### Materials provided

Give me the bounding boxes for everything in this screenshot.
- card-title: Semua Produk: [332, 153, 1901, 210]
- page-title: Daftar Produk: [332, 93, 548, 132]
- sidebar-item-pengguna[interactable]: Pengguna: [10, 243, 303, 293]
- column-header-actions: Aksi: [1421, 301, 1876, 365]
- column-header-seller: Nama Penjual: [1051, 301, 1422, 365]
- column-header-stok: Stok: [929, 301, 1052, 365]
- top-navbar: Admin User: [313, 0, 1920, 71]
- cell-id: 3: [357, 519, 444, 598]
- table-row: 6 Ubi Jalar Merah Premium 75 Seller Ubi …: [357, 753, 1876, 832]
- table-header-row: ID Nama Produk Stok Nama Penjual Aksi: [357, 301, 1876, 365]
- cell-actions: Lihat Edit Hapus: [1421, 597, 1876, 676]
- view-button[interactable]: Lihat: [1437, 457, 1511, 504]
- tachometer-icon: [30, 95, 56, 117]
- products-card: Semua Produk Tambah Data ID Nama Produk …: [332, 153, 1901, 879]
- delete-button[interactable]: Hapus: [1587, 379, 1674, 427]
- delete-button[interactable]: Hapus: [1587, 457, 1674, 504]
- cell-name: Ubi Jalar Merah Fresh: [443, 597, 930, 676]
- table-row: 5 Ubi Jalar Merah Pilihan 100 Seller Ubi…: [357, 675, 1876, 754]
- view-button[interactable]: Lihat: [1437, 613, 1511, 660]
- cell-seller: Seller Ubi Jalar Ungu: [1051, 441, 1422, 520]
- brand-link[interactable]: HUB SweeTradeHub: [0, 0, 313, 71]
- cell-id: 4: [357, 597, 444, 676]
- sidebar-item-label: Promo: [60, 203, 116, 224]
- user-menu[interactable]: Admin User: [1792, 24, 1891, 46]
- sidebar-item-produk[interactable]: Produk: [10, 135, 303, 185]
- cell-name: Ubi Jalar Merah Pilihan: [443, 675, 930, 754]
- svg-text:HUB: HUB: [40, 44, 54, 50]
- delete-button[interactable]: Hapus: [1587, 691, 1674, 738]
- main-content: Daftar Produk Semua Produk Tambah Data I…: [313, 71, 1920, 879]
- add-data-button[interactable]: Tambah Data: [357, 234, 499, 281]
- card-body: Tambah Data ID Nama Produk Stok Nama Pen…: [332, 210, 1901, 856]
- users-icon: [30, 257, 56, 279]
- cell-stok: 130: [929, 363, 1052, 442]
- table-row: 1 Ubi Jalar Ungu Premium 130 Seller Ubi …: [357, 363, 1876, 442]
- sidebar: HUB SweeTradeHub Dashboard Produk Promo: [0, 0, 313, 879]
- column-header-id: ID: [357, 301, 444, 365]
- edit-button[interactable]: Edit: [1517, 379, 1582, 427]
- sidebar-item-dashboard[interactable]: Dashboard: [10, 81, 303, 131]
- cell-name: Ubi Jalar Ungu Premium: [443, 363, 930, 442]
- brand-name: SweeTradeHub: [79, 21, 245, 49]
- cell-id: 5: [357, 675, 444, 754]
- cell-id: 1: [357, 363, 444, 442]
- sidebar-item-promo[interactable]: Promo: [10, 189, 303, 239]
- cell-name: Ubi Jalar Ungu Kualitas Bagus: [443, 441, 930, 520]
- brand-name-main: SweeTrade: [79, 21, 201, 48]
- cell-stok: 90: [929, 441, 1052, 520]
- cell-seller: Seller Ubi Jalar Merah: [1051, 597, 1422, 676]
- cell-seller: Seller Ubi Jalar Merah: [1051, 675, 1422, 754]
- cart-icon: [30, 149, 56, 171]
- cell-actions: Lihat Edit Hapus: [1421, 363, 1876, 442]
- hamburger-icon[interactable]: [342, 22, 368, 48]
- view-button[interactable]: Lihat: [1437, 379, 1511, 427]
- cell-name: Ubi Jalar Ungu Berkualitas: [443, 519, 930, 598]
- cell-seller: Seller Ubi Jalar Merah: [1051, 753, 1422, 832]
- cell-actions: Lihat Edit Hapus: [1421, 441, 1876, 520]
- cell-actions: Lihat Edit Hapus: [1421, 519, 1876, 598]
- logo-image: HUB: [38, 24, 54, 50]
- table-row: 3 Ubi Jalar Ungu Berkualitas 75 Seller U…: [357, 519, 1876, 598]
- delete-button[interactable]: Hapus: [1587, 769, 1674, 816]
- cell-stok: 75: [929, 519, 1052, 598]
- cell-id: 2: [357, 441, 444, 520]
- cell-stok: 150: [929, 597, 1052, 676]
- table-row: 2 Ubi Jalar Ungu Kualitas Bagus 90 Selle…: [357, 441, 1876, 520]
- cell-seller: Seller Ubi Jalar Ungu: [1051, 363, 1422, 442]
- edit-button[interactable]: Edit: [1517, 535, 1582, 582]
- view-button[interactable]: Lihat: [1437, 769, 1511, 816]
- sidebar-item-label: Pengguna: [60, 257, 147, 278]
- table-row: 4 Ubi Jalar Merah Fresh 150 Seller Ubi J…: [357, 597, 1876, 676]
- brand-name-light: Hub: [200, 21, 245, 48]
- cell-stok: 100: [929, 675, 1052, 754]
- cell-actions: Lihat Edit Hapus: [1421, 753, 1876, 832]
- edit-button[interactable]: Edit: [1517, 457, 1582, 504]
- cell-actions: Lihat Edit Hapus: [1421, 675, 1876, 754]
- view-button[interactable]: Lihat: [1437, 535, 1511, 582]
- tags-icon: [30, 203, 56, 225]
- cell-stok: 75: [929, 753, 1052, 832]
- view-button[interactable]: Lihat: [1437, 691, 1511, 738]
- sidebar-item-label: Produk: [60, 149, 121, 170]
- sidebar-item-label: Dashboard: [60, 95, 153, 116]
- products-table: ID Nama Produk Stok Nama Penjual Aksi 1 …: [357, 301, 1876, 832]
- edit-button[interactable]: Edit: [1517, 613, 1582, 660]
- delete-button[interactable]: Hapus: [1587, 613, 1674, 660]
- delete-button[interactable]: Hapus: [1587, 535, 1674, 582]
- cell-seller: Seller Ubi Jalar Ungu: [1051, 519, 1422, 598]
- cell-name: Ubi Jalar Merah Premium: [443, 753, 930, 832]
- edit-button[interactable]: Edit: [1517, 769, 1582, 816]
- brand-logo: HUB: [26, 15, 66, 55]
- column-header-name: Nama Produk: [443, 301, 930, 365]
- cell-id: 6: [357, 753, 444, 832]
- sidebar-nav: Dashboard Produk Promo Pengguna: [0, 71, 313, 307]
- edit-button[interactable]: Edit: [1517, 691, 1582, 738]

######

Reproduce the material above from its first line through the line containing "- table-header-row: ID", keeping every line unchanged.

Result ::
Give me the bounding boxes for everything in this screenshot.
- card-title: Semua Produk: [332, 153, 1901, 210]
- page-title: Daftar Produk: [332, 93, 548, 132]
- sidebar-item-pengguna[interactable]: Pengguna: [10, 243, 303, 293]
- column-header-actions: Aksi: [1421, 301, 1876, 365]
- column-header-seller: Nama Penjual: [1051, 301, 1422, 365]
- column-header-stok: Stok: [929, 301, 1052, 365]
- top-navbar: Admin User: [313, 0, 1920, 71]
- cell-id: 3: [357, 519, 444, 598]
- table-row: 6 Ubi Jalar Merah Premium 75 Seller Ubi …: [357, 753, 1876, 832]
- table-header-row: ID Nama Produk Stok Nama Penjual Aksi: [357, 301, 1876, 365]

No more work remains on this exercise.